-- PROBLEM DETAILS --
Look through the data below. Show each line where the string "structured" occurs.

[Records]
○ ○ ○
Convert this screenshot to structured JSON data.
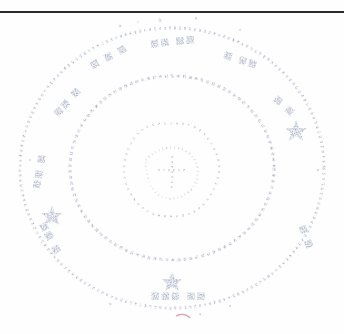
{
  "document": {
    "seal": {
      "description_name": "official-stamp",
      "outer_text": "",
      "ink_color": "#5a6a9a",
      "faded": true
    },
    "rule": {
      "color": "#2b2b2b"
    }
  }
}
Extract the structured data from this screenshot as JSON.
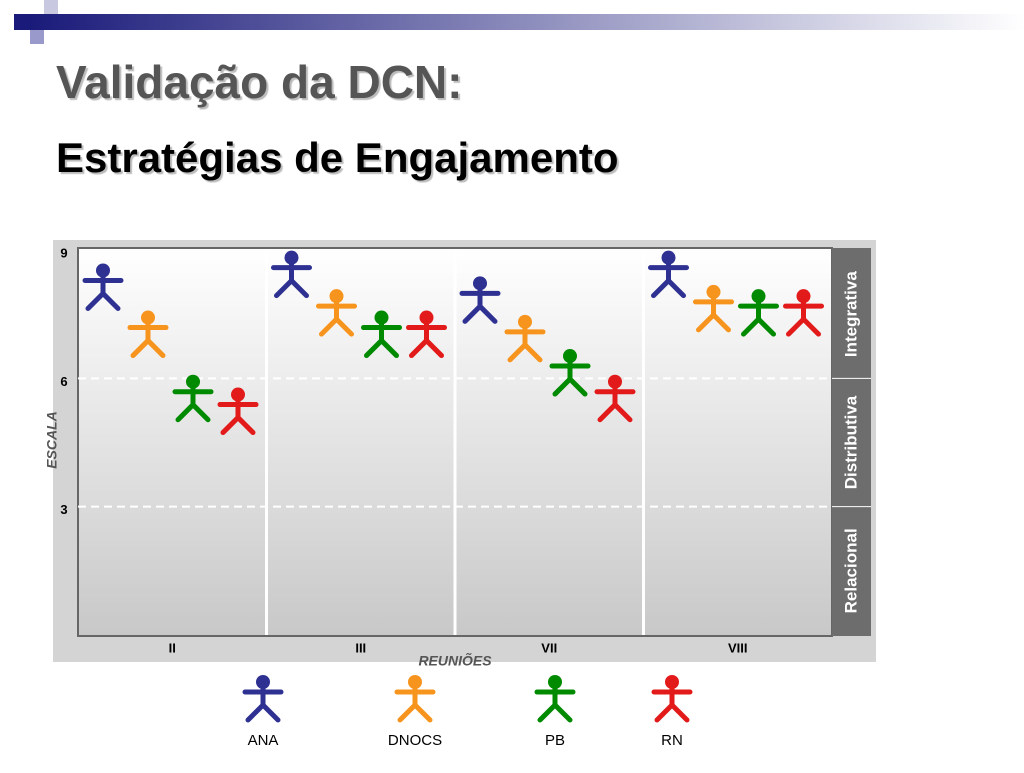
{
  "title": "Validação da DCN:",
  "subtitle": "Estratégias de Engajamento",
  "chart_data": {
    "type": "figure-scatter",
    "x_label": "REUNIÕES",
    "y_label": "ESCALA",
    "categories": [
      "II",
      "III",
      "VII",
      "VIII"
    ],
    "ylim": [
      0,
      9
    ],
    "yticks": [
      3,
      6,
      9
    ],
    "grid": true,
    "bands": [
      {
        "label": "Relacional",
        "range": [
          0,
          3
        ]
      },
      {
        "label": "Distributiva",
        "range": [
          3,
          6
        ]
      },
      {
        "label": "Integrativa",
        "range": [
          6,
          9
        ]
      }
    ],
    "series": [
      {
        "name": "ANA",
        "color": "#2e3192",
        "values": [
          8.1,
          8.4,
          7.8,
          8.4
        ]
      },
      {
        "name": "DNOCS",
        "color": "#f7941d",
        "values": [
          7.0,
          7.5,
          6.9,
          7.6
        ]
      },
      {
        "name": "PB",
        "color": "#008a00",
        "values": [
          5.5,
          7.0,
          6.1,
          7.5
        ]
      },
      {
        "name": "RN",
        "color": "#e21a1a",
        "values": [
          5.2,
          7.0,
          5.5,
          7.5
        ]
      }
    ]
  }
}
○ ○ ○
-- EXERCISE OUTPUT --
Convert this screenshot to structured JSON data.
Extract the structured data from this screenshot as JSON.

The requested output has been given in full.